Given data:
##############################

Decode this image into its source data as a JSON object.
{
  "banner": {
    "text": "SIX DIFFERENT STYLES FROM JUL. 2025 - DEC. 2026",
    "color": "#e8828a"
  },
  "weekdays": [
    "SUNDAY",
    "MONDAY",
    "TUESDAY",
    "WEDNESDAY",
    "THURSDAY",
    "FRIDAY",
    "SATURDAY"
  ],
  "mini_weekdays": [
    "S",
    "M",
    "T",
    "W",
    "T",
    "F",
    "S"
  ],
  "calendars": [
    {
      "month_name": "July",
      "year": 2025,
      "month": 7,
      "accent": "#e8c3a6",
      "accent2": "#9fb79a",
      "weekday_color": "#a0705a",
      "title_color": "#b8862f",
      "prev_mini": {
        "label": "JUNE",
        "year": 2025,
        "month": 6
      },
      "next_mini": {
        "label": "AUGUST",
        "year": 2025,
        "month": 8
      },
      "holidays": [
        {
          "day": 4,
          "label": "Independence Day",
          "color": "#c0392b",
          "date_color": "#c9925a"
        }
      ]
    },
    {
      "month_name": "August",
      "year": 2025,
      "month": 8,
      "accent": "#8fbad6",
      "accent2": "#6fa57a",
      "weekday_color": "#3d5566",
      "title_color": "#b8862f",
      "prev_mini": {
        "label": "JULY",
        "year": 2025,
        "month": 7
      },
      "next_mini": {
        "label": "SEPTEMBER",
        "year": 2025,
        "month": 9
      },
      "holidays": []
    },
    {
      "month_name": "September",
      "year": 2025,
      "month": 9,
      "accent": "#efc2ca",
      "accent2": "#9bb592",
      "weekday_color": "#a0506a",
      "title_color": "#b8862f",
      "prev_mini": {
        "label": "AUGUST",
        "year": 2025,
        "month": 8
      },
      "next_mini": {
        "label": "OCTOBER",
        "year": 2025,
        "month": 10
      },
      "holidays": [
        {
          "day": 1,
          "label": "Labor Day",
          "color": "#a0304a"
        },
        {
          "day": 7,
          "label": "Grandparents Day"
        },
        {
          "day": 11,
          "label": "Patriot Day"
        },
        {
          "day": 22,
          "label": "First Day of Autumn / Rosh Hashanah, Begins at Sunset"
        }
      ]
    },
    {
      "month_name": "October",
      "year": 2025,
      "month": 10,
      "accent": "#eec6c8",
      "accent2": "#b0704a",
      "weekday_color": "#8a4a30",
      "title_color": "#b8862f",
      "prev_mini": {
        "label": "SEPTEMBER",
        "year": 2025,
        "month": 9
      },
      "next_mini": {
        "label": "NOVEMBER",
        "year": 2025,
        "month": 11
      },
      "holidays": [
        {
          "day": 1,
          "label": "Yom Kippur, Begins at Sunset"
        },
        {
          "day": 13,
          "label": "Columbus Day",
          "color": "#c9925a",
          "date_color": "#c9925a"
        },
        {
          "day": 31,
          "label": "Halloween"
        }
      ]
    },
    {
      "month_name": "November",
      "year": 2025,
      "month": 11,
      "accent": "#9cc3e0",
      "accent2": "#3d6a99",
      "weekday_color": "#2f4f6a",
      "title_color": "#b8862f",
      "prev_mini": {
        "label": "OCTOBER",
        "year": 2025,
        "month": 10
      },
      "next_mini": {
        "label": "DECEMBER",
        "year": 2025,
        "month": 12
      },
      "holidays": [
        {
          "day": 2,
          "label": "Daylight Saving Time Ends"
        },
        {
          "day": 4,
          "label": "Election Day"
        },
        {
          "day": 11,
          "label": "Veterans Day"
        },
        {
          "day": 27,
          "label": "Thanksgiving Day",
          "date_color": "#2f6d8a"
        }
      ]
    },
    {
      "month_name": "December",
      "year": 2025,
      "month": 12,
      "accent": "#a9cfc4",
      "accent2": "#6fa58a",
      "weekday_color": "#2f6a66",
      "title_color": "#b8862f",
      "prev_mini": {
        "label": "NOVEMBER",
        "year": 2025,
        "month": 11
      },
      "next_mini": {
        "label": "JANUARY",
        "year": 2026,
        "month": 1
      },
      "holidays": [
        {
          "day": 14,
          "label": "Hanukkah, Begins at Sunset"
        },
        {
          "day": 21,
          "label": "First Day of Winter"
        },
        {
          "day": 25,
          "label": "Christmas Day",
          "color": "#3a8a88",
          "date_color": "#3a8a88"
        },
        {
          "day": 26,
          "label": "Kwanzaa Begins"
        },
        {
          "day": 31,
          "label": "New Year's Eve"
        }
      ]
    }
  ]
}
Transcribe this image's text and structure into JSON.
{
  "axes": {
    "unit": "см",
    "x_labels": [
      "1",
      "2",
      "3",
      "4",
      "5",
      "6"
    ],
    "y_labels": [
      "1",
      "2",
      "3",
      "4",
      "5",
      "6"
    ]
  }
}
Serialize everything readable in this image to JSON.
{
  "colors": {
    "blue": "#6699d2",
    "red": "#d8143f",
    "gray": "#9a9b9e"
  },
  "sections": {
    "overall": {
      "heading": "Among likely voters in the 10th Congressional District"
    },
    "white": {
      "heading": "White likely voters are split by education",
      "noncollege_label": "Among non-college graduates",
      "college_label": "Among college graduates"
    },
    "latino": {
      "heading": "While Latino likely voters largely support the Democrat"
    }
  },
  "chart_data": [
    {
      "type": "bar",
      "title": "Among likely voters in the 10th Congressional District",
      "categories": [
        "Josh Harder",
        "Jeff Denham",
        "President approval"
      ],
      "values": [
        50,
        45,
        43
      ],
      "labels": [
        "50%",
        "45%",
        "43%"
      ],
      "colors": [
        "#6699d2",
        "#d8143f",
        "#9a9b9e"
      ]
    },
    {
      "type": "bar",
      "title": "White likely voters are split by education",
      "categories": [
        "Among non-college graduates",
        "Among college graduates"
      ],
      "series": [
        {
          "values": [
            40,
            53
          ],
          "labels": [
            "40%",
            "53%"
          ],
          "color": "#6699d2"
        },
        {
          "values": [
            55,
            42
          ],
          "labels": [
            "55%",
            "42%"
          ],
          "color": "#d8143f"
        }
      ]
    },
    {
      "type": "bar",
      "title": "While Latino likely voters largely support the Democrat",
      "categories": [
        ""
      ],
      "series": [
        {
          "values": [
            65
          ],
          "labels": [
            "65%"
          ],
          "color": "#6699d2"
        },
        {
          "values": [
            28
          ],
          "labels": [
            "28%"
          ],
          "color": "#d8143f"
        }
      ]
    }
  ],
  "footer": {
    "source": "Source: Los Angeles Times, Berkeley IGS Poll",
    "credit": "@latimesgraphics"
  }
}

##############################

Directions: Look through the records and gather each line with the word "Democrat".

Output below:
      "heading": "While Latino likely voters largely support the Democrat"
      "title": "While Latino likely voters largely support the Democrat",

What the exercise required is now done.